Below are the records; collect from them each line containing the string "pierwsza".

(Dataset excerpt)
───

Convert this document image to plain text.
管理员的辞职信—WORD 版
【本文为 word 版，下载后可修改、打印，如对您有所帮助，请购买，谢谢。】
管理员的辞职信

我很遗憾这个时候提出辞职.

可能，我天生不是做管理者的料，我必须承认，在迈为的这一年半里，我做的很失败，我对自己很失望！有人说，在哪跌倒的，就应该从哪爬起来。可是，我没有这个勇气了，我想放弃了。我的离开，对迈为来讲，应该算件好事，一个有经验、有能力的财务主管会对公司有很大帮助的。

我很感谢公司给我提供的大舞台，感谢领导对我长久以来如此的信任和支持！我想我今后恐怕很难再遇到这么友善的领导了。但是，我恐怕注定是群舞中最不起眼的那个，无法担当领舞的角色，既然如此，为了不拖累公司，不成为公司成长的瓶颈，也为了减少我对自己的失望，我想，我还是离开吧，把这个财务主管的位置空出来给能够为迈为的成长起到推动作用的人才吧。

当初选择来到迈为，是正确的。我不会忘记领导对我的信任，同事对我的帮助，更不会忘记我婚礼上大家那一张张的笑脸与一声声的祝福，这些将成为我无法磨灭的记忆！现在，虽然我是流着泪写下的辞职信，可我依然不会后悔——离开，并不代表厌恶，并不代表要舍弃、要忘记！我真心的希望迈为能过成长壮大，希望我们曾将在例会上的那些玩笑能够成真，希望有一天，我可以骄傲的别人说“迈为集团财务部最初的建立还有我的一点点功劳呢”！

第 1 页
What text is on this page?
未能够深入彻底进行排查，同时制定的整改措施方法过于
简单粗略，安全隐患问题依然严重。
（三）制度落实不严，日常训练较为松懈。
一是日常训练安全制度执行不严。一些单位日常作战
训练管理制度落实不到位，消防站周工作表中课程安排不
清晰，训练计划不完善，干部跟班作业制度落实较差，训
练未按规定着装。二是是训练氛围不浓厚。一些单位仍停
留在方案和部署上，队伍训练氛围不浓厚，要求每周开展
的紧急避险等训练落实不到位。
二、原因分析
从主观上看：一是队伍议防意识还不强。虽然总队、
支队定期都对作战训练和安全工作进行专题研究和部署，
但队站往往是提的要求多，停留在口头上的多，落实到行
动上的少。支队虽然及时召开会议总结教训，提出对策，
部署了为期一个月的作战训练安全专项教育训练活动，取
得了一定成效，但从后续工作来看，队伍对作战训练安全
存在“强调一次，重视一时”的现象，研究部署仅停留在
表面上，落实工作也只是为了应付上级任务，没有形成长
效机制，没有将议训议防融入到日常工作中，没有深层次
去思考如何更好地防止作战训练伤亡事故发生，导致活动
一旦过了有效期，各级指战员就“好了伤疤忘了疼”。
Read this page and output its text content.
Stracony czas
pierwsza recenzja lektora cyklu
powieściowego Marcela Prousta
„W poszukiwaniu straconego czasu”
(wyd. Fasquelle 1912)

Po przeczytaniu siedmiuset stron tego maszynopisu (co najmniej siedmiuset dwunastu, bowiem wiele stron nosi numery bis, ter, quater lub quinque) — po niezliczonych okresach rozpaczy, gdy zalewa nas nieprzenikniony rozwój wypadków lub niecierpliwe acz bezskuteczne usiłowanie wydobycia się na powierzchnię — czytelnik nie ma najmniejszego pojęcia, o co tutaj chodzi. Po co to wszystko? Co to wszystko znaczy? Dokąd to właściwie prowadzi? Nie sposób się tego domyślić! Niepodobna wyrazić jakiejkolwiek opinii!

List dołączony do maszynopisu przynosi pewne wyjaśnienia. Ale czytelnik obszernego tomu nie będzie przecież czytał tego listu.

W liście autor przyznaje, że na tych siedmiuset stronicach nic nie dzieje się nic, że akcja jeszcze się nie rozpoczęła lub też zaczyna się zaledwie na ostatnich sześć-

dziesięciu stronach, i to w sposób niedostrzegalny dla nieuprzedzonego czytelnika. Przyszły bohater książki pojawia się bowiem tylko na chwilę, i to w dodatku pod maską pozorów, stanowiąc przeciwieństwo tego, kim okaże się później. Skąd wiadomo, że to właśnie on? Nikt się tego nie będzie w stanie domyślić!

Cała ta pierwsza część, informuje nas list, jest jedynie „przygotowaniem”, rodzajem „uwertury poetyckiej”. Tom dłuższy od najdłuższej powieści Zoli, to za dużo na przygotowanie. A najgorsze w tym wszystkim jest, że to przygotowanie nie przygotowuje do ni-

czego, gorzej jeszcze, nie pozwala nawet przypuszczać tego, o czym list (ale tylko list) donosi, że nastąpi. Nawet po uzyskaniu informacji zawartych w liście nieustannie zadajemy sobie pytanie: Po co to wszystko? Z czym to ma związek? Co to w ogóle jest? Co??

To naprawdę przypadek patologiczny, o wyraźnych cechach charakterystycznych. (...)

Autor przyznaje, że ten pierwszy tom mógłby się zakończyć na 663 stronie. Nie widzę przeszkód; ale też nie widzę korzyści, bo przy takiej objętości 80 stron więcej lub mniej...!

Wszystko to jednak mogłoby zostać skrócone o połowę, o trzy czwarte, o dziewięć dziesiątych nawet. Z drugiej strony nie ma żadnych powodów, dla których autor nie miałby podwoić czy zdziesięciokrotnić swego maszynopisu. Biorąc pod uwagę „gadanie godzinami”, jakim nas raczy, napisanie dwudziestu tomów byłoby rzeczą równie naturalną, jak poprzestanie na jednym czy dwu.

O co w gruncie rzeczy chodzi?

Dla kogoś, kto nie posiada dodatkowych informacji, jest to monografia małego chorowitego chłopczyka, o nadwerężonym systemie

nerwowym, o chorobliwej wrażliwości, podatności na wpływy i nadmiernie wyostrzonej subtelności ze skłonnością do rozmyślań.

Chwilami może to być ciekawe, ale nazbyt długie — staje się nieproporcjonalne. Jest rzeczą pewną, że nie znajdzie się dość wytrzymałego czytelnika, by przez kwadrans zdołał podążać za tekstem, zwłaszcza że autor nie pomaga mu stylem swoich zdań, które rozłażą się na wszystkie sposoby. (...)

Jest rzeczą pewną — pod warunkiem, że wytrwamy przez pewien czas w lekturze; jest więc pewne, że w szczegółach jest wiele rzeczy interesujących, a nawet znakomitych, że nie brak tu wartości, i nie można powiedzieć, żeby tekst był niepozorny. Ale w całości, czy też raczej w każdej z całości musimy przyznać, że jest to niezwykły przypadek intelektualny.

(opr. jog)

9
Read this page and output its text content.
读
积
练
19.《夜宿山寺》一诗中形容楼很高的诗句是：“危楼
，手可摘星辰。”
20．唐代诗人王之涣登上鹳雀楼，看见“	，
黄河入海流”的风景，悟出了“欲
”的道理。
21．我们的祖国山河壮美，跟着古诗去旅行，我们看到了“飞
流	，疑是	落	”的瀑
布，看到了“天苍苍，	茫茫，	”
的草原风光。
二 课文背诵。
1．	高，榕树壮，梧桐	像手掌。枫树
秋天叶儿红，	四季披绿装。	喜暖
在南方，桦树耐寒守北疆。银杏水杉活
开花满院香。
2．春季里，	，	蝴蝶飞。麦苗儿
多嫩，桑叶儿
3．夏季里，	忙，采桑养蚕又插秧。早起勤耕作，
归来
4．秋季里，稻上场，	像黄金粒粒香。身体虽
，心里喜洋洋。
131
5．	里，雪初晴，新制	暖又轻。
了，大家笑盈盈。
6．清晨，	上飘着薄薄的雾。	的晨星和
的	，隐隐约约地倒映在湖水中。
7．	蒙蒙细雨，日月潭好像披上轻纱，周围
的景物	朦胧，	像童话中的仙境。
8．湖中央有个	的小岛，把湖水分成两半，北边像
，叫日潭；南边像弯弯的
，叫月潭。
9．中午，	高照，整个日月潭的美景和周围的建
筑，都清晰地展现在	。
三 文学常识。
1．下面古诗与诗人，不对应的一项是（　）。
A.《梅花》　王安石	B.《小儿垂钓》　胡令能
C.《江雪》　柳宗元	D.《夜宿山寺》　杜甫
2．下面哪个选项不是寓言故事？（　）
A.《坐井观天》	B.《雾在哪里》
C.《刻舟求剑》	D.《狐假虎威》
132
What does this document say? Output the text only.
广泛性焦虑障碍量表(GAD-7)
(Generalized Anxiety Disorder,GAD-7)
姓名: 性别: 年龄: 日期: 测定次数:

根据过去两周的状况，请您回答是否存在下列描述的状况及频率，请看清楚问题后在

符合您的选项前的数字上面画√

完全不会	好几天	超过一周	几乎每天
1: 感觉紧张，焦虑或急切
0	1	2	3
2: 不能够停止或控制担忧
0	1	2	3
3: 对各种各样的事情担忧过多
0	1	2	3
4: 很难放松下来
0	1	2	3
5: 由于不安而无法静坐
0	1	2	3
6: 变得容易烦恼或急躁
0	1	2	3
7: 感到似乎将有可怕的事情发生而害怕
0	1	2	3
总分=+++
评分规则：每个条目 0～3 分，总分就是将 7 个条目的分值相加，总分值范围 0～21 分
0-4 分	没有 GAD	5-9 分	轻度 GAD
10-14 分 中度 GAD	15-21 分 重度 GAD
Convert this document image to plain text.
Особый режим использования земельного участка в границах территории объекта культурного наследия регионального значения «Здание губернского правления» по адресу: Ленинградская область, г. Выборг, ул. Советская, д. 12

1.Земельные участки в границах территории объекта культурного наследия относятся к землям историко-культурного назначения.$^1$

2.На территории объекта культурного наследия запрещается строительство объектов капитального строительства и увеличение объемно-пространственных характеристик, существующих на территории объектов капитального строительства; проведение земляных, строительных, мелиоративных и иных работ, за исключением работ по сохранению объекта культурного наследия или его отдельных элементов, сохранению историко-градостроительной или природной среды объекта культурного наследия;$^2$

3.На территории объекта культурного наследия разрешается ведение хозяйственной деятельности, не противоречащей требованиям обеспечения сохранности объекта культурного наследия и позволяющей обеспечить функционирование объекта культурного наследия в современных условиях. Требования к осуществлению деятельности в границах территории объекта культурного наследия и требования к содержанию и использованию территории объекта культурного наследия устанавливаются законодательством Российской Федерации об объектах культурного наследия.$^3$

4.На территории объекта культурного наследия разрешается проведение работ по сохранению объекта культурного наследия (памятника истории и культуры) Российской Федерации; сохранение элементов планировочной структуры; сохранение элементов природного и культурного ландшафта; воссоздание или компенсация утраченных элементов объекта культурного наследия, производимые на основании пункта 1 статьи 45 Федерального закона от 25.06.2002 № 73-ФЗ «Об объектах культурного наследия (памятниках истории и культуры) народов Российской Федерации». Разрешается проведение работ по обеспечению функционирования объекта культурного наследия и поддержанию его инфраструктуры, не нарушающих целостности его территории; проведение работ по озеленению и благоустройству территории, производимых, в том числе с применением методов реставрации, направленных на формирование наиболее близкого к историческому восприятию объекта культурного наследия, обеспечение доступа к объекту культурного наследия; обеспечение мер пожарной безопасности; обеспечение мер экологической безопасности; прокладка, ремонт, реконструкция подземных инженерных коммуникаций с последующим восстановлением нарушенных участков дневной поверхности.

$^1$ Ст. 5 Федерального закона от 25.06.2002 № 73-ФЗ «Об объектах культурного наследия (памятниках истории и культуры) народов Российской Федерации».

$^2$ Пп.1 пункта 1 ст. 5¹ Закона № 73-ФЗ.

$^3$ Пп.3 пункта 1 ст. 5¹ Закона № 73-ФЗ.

───

• _THE RESPONSE_:
pierwsza recenzja lektora cyklu
Cała ta pierwsza część, informuje nas list, jest jedynie „przygotowaniem”, rodzajem „uwertury poetyckiej”. Tom dłuższy od najdłuższej powieści Zoli, to za dużo na przygotowanie. A najgorsze w tym wszystkim jest, że to przygotowanie nie przygotowuje do ni-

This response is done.